▶ [Instructions for the task] How many lines in the entries below include the string "образований"? Answer with the number only.

— begin Extracted records —

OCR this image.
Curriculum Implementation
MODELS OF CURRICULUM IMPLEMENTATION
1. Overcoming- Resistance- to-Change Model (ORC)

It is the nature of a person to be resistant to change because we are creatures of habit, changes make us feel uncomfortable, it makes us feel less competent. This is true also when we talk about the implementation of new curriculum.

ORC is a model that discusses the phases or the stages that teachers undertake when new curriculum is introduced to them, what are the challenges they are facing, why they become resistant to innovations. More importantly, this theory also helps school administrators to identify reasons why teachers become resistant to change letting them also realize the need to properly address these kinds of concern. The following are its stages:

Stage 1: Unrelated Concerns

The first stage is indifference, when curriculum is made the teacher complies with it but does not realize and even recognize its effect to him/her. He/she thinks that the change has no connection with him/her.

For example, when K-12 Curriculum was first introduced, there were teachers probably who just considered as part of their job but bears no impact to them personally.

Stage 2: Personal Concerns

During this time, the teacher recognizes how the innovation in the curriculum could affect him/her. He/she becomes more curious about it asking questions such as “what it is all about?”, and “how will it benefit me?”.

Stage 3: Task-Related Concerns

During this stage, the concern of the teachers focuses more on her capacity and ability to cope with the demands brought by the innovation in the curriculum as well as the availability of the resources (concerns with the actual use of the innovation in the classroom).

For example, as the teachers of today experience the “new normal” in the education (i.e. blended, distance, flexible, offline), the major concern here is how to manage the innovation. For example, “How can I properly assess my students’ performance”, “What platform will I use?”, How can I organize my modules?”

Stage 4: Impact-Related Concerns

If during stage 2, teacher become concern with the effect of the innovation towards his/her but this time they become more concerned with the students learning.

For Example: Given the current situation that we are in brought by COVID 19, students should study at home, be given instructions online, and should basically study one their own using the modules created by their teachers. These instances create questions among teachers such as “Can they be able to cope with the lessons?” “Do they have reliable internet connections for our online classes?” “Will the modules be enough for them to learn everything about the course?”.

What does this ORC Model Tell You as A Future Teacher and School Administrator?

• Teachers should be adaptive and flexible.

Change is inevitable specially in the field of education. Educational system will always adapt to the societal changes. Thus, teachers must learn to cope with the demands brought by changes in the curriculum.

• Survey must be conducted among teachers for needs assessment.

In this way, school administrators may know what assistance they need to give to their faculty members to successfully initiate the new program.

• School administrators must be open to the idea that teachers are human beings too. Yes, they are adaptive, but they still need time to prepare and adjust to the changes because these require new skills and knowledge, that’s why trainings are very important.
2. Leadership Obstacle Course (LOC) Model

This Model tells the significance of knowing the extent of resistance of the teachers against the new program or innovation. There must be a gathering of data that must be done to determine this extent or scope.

— end Extracted records —
— begin Extracted records —

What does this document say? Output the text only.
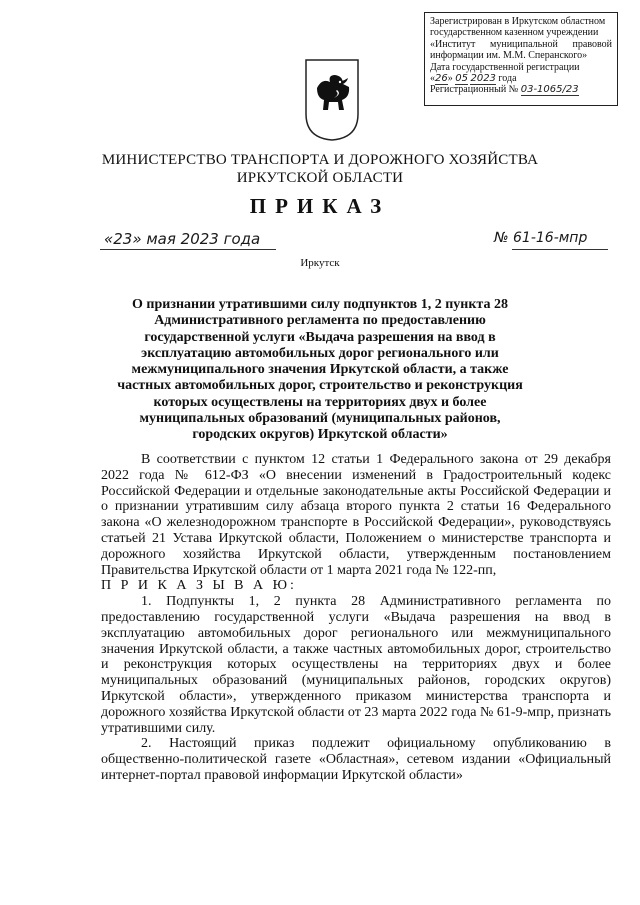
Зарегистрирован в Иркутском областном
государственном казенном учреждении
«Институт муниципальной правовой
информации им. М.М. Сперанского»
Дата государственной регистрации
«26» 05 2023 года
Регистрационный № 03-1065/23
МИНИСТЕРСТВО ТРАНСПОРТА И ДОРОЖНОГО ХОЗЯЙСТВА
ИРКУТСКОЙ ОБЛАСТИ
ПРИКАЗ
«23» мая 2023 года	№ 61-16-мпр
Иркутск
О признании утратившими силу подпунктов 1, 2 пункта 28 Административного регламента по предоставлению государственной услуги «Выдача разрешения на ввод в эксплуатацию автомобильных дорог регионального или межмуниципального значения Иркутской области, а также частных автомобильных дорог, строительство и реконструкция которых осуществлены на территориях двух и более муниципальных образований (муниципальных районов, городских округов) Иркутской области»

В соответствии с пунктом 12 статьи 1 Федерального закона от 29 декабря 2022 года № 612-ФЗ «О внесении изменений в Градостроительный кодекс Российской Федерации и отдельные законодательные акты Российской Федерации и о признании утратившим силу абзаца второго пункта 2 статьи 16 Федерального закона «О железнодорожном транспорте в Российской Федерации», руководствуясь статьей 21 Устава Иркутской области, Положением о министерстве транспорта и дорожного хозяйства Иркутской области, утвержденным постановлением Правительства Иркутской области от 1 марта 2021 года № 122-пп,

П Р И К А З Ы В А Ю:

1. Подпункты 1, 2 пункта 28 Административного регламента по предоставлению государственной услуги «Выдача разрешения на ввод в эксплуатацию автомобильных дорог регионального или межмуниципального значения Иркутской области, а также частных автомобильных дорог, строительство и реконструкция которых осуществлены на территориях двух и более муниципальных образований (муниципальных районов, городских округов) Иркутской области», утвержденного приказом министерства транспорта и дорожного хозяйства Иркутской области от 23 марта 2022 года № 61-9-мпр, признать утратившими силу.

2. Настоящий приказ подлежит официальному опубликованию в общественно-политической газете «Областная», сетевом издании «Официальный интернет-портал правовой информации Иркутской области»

— end Extracted records —

▶ [Task result] 2